### CHALLENGE:
Repeat exactly each line of the data provided below.

### INPUT DATA:
# # # # # # #

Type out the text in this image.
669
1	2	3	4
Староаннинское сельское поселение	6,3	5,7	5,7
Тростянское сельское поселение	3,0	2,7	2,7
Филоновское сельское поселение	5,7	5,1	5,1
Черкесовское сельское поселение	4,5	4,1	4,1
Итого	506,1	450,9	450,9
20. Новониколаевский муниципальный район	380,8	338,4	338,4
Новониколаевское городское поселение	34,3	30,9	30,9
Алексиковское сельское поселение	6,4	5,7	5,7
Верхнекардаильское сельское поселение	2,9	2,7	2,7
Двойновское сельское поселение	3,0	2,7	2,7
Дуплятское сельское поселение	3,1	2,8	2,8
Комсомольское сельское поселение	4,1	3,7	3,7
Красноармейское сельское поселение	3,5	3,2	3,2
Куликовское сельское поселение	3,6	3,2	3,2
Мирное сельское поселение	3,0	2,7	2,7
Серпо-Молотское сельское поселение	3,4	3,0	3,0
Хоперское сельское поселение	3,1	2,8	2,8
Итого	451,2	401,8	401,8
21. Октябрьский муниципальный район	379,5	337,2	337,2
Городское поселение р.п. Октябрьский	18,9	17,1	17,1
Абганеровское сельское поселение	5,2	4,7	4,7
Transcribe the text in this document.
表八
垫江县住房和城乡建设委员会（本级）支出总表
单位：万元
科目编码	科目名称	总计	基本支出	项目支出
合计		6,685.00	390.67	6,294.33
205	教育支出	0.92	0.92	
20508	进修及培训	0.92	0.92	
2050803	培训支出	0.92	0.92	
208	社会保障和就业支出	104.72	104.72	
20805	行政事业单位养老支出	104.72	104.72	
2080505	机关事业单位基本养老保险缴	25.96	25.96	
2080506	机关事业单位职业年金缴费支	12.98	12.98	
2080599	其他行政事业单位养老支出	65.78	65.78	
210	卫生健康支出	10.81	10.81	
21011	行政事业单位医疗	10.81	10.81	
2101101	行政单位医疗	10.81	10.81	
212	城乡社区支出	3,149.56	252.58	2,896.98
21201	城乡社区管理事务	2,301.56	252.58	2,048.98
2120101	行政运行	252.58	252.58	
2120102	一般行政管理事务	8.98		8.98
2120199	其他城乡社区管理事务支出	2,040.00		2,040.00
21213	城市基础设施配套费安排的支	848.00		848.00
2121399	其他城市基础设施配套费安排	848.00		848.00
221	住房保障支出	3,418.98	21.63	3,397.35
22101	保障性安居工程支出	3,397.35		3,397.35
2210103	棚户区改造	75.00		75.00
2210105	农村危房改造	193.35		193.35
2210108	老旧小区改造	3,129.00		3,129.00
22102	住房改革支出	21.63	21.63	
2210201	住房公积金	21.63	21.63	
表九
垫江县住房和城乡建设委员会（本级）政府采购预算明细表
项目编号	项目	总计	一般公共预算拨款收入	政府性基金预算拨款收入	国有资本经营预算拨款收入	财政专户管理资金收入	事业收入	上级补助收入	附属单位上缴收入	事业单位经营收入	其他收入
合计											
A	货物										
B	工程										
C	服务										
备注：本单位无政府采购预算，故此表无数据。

# # # # # # #

### FULL RESPONSE:
Type out the text in this image.
669
1	2	3	4
Староаннинское сельское поселение	6,3	5,7	5,7
Тростянское сельское поселение	3,0	2,7	2,7
Филоновское сельское поселение	5,7	5,1	5,1
Черкесовское сельское поселение	4,5	4,1	4,1
Итого	506,1	450,9	450,9
20. Новониколаевский муниципальный район	380,8	338,4	338,4
Новониколаевское городское поселение	34,3	30,9	30,9
Алексиковское сельское поселение	6,4	5,7	5,7
Верхнекардаильское сельское поселение	2,9	2,7	2,7
Двойновское сельское поселение	3,0	2,7	2,7
Дуплятское сельское поселение	3,1	2,8	2,8
Комсомольское сельское поселение	4,1	3,7	3,7
Красноармейское сельское поселение	3,5	3,2	3,2
Куликовское сельское поселение	3,6	3,2	3,2
Мирное сельское поселение	3,0	2,7	2,7
Серпо-Молотское сельское поселение	3,4	3,0	3,0
Хоперское сельское поселение	3,1	2,8	2,8
Итого	451,2	401,8	401,8
21. Октябрьский муниципальный район	379,5	337,2	337,2
Городское поселение р.п. Октябрьский	18,9	17,1	17,1
Абганеровское сельское поселение	5,2	4,7	4,7
Transcribe the text in this document.
表八
垫江县住房和城乡建设委员会（本级）支出总表
单位：万元
科目编码	科目名称	总计	基本支出	项目支出
合计		6,685.00	390.67	6,294.33
205	教育支出	0.92	0.92	
20508	进修及培训	0.92	0.92	
2050803	培训支出	0.92	0.92	
208	社会保障和就业支出	104.72	104.72	
20805	行政事业单位养老支出	104.72	104.72	
2080505	机关事业单位基本养老保险缴	25.96	25.96	
2080506	机关事业单位职业年金缴费支	12.98	12.98	
2080599	其他行政事业单位养老支出	65.78	65.78	
210	卫生健康支出	10.81	10.81	
21011	行政事业单位医疗	10.81	10.81	
2101101	行政单位医疗	10.81	10.81	
212	城乡社区支出	3,149.56	252.58	2,896.98
21201	城乡社区管理事务	2,301.56	252.58	2,048.98
2120101	行政运行	252.58	252.58	
2120102	一般行政管理事务	8.98		8.98
2120199	其他城乡社区管理事务支出	2,040.00		2,040.00
21213	城市基础设施配套费安排的支	848.00		848.00
2121399	其他城市基础设施配套费安排	848.00		848.00
221	住房保障支出	3,418.98	21.63	3,397.35
22101	保障性安居工程支出	3,397.35		3,397.35
2210103	棚户区改造	75.00		75.00
2210105	农村危房改造	193.35		193.35
2210108	老旧小区改造	3,129.00		3,129.00
22102	住房改革支出	21.63	21.63	
2210201	住房公积金	21.63	21.63	
表九
垫江县住房和城乡建设委员会（本级）政府采购预算明细表
项目编号	项目	总计	一般公共预算拨款收入	政府性基金预算拨款收入	国有资本经营预算拨款收入	财政专户管理资金收入	事业收入	上级补助收入	附属单位上缴收入	事业单位经营收入	其他收入
合计											
A	货物										
B	工程										
C	服务										
备注：本单位无政府采购预算，故此表无数据。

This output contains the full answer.